TASK OBJECTIVE =
Return the whole listing exactly as it stands.

AVAILABLE RECORDS =
▼
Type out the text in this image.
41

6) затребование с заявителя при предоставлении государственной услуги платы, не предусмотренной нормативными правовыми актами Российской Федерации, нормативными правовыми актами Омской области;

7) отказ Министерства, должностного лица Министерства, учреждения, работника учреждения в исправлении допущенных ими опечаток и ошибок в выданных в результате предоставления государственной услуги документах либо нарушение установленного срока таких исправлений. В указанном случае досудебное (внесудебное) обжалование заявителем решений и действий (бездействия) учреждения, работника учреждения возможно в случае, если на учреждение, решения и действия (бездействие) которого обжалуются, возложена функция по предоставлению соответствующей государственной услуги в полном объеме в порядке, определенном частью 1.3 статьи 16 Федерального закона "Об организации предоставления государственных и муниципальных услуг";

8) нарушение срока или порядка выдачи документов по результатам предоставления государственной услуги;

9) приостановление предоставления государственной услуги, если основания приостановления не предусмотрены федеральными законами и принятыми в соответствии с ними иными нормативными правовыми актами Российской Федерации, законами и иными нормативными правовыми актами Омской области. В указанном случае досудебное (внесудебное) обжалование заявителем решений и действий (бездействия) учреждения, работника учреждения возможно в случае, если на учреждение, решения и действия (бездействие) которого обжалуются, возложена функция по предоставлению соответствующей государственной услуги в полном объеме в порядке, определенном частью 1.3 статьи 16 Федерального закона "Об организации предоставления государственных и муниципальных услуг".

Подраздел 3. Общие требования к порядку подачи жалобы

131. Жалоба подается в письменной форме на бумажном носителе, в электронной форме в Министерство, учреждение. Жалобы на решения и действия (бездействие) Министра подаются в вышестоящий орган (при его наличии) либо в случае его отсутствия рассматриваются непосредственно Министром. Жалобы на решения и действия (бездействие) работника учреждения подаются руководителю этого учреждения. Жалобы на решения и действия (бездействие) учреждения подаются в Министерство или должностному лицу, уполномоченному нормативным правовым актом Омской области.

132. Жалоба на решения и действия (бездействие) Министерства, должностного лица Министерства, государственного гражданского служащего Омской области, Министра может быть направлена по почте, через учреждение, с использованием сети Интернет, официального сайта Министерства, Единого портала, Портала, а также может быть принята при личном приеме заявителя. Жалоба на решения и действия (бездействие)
▲
OUTPUT BELOW =
Type out the text in this image.
41

6) затребование с заявителя при предоставлении государственной услуги платы, не предусмотренной нормативными правовыми актами Российской Федерации, нормативными правовыми актами Омской области;

7) отказ Министерства, должностного лица Министерства, учреждения, работника учреждения в исправлении допущенных ими опечаток и ошибок в выданных в результате предоставления государственной услуги документах либо нарушение установленного срока таких исправлений. В указанном случае досудебное (внесудебное) обжалование заявителем решений и действий (бездействия) учреждения, работника учреждения возможно в случае, если на учреждение, решения и действия (бездействие) которого обжалуются, возложена функция по предоставлению соответствующей государственной услуги в полном объеме в порядке, определенном частью 1.3 статьи 16 Федерального закона "Об организации предоставления государственных и муниципальных услуг";

8) нарушение срока или порядка выдачи документов по результатам предоставления государственной услуги;

9) приостановление предоставления государственной услуги, если основания приостановления не предусмотрены федеральными законами и принятыми в соответствии с ними иными нормативными правовыми актами Российской Федерации, законами и иными нормативными правовыми актами Омской области. В указанном случае досудебное (внесудебное) обжалование заявителем решений и действий (бездействия) учреждения, работника учреждения возможно в случае, если на учреждение, решения и действия (бездействие) которого обжалуются, возложена функция по предоставлению соответствующей государственной услуги в полном объеме в порядке, определенном частью 1.3 статьи 16 Федерального закона "Об организации предоставления государственных и муниципальных услуг".

Подраздел 3. Общие требования к порядку подачи жалобы

131. Жалоба подается в письменной форме на бумажном носителе, в электронной форме в Министерство, учреждение. Жалобы на решения и действия (бездействие) Министра подаются в вышестоящий орган (при его наличии) либо в случае его отсутствия рассматриваются непосредственно Министром. Жалобы на решения и действия (бездействие) работника учреждения подаются руководителю этого учреждения. Жалобы на решения и действия (бездействие) учреждения подаются в Министерство или должностному лицу, уполномоченному нормативным правовым актом Омской области.

132. Жалоба на решения и действия (бездействие) Министерства, должностного лица Министерства, государственного гражданского служащего Омской области, Министра может быть направлена по почте, через учреждение, с использованием сети Интернет, официального сайта Министерства, Единого портала, Портала, а также может быть принята при личном приеме заявителя. Жалоба на решения и действия (бездействие)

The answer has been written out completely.